_AIM:_ Reproduce verbatim the lines from the start of the records through the line containing "legend-label: Increased disease", including that line.

━━━━━━━━━━━━━━━━━━━━

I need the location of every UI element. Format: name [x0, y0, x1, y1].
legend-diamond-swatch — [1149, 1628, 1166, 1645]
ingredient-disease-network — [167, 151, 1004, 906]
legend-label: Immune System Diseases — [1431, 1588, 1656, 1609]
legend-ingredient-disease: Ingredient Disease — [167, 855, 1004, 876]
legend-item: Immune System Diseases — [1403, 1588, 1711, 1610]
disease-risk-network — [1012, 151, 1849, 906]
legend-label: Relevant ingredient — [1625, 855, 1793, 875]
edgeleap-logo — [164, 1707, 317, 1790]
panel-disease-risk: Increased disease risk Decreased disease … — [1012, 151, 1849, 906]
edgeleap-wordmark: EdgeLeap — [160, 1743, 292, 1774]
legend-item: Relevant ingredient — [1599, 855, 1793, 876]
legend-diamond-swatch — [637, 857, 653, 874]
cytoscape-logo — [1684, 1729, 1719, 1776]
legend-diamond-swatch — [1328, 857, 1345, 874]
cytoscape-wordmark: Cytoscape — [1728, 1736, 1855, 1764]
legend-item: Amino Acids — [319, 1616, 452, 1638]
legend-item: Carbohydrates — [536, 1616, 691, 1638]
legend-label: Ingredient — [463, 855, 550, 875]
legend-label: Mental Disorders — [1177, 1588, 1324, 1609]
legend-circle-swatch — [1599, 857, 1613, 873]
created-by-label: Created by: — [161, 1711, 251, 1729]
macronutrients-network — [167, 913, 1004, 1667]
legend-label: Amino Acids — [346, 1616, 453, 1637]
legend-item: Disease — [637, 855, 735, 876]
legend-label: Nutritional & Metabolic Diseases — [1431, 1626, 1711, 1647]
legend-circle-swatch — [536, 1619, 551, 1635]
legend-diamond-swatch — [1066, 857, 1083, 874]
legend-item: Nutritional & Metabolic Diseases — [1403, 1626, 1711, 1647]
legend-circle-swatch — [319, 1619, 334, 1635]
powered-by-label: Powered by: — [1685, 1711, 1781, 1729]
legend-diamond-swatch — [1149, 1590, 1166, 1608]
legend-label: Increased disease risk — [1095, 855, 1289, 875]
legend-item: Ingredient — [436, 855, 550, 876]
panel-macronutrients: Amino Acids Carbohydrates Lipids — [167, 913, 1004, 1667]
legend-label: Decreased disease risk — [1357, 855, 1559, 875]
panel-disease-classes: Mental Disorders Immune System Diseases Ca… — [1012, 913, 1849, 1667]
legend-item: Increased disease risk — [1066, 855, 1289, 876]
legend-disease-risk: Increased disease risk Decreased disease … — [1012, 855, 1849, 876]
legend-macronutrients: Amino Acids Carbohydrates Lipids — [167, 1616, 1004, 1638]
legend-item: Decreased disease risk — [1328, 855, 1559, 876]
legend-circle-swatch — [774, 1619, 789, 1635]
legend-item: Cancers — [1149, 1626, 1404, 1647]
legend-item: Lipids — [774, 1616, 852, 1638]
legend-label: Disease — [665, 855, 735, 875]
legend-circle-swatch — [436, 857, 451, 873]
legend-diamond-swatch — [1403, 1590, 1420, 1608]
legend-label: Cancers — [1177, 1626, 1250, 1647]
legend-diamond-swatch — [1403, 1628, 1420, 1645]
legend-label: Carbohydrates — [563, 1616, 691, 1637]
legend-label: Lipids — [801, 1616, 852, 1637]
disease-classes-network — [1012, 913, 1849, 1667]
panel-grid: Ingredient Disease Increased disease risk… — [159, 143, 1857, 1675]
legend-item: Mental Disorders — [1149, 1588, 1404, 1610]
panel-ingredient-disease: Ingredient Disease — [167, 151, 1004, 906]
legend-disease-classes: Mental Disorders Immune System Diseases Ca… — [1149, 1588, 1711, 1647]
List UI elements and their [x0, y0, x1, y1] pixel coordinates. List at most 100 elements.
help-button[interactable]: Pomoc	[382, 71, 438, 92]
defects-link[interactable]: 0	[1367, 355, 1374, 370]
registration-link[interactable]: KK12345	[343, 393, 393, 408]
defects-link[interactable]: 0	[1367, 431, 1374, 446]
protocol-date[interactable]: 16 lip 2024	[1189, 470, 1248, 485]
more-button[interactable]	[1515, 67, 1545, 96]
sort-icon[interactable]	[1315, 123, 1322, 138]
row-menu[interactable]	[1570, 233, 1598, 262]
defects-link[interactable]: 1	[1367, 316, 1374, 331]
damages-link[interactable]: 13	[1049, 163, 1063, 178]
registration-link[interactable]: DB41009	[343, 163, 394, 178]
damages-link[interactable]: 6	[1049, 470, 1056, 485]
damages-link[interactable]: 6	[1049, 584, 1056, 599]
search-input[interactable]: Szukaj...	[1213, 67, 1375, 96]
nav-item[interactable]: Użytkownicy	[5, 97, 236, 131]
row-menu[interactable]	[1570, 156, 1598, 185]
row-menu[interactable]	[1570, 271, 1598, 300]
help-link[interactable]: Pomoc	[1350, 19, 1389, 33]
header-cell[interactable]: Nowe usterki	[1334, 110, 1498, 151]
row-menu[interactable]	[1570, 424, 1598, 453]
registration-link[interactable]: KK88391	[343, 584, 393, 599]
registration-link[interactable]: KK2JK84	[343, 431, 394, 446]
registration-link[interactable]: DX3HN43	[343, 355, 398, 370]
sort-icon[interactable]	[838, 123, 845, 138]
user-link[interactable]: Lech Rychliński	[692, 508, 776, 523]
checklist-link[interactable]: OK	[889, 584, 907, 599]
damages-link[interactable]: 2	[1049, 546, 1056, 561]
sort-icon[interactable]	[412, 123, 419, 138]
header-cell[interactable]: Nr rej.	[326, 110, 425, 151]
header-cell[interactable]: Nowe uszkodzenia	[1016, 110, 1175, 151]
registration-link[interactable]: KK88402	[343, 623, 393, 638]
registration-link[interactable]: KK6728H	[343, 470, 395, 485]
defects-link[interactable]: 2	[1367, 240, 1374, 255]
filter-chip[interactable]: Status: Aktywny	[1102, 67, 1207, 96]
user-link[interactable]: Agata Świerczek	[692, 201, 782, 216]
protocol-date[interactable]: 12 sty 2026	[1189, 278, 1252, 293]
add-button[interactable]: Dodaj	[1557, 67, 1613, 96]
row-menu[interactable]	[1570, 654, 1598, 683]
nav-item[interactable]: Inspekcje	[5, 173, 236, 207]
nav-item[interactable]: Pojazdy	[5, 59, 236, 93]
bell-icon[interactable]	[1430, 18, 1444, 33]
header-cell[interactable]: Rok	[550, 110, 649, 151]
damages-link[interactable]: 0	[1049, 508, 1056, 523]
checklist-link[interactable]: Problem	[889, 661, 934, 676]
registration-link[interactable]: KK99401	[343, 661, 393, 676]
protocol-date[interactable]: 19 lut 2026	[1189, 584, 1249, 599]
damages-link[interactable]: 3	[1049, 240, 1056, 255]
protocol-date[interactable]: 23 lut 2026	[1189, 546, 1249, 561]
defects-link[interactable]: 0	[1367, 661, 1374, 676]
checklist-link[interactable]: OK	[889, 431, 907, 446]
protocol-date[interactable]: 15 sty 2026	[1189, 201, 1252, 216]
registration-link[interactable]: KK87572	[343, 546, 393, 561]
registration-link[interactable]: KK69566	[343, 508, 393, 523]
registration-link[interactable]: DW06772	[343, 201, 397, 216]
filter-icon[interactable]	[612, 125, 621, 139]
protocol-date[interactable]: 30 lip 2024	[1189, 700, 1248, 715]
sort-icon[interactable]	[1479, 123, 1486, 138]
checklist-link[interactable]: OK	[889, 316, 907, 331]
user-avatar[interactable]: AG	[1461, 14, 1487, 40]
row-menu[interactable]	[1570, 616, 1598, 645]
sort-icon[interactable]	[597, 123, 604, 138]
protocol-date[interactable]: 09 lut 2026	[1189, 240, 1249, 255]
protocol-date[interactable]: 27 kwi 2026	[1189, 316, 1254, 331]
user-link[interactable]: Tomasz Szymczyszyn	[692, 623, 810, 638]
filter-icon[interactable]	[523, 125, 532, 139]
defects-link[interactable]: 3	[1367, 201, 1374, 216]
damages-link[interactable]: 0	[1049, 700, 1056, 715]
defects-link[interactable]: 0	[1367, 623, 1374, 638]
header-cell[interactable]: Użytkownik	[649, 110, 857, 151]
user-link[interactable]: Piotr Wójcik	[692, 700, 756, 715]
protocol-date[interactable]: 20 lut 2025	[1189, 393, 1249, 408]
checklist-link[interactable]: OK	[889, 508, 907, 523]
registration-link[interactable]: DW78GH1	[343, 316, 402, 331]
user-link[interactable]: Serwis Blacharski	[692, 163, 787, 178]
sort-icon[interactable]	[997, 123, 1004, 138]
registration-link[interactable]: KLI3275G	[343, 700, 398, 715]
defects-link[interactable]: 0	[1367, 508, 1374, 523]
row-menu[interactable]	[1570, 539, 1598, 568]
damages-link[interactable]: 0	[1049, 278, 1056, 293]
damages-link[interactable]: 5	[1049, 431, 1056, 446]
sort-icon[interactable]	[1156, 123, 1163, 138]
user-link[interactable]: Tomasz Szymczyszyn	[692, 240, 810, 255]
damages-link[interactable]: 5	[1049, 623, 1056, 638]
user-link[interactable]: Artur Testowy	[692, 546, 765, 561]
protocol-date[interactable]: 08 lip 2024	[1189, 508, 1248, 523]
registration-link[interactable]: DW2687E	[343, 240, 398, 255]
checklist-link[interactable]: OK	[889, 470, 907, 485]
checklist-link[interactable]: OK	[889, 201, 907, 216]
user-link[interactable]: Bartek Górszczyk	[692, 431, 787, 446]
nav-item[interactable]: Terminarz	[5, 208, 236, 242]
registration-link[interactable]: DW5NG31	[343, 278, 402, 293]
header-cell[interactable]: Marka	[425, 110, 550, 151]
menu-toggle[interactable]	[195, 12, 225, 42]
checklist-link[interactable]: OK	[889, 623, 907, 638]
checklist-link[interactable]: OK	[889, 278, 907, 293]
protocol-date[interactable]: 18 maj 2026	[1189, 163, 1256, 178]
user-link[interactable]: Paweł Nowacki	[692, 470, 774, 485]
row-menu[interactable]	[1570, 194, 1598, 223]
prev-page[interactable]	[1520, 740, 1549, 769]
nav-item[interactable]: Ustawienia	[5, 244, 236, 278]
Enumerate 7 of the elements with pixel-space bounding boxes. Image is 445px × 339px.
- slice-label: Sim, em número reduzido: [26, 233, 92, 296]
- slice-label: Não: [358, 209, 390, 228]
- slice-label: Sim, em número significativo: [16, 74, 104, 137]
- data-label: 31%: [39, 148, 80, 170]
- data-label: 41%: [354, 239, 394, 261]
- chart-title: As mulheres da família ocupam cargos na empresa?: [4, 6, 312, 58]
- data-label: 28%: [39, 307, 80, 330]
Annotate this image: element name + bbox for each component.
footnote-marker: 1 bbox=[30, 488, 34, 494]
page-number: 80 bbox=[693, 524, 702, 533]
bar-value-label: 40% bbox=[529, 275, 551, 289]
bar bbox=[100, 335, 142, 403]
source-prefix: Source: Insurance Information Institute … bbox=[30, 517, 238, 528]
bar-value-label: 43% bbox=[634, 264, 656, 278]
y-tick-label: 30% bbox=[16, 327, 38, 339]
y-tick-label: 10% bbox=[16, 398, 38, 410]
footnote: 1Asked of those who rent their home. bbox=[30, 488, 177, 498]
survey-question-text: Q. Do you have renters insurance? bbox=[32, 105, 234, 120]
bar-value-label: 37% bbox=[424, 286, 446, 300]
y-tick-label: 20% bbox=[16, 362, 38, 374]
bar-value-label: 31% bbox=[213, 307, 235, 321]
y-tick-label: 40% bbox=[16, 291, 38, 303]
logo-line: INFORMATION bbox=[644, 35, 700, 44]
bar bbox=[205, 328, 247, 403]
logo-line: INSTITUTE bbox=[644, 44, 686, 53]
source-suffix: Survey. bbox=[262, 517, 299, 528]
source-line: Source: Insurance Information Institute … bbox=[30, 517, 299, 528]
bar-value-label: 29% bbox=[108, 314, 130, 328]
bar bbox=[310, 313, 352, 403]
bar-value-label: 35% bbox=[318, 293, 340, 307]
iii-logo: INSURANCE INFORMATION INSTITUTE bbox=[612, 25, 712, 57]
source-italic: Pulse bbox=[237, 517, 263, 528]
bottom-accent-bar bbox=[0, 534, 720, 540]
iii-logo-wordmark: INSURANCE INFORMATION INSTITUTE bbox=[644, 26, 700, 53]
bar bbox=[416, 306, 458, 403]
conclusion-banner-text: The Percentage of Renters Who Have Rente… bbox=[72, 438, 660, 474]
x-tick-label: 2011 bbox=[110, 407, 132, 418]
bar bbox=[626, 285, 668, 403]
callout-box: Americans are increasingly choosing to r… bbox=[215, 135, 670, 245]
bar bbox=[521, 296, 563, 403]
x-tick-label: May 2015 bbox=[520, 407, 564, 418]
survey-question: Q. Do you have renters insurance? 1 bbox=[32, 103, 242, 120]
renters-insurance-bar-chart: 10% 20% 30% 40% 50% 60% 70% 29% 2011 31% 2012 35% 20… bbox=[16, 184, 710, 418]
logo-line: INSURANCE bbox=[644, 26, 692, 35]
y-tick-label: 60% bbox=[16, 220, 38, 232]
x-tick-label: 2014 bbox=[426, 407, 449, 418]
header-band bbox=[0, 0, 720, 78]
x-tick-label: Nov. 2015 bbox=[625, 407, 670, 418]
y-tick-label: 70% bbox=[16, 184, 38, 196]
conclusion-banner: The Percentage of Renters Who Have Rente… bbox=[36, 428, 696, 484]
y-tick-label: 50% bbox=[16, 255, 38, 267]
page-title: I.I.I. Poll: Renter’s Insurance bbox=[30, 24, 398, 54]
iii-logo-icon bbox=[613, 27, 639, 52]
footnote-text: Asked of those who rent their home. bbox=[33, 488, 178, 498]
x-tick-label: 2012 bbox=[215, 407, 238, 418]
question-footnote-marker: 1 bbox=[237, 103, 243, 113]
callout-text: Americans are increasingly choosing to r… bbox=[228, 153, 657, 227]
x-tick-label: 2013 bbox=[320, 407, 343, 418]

━━━━━━━━━━━━━━━━━━━━

_RESPONSE TO THE EXERCISE:_
I need the location of every UI element. Format: name [x0, y0, x1, y1].
legend-diamond-swatch — [1149, 1628, 1166, 1645]
ingredient-disease-network — [167, 151, 1004, 906]
legend-label: Immune System Diseases — [1431, 1588, 1656, 1609]
legend-ingredient-disease: Ingredient Disease — [167, 855, 1004, 876]
legend-item: Immune System Diseases — [1403, 1588, 1711, 1610]
disease-risk-network — [1012, 151, 1849, 906]
legend-label: Relevant ingredient — [1625, 855, 1793, 875]
edgeleap-logo — [164, 1707, 317, 1790]
panel-disease-risk: Increased disease risk Decreased disease … — [1012, 151, 1849, 906]
edgeleap-wordmark: EdgeLeap — [160, 1743, 292, 1774]
legend-item: Relevant ingredient — [1599, 855, 1793, 876]
legend-diamond-swatch — [637, 857, 653, 874]
cytoscape-logo — [1684, 1729, 1719, 1776]
legend-diamond-swatch — [1328, 857, 1345, 874]
cytoscape-wordmark: Cytoscape — [1728, 1736, 1855, 1764]
legend-item: Amino Acids — [319, 1616, 452, 1638]
legend-item: Carbohydrates — [536, 1616, 691, 1638]
legend-label: Ingredient — [463, 855, 550, 875]
legend-label: Mental Disorders — [1177, 1588, 1324, 1609]
legend-circle-swatch — [1599, 857, 1613, 873]
created-by-label: Created by: — [161, 1711, 251, 1729]
macronutrients-network — [167, 913, 1004, 1667]
legend-label: Amino Acids — [346, 1616, 453, 1637]
legend-item: Disease — [637, 855, 735, 876]
legend-label: Nutritional & Metabolic Diseases — [1431, 1626, 1711, 1647]
legend-circle-swatch — [536, 1619, 551, 1635]
legend-diamond-swatch — [1066, 857, 1083, 874]
legend-item: Nutritional & Metabolic Diseases — [1403, 1626, 1711, 1647]
legend-circle-swatch — [319, 1619, 334, 1635]
powered-by-label: Powered by: — [1685, 1711, 1781, 1729]
legend-diamond-swatch — [1149, 1590, 1166, 1608]
legend-label: Increased disease risk — [1095, 855, 1289, 875]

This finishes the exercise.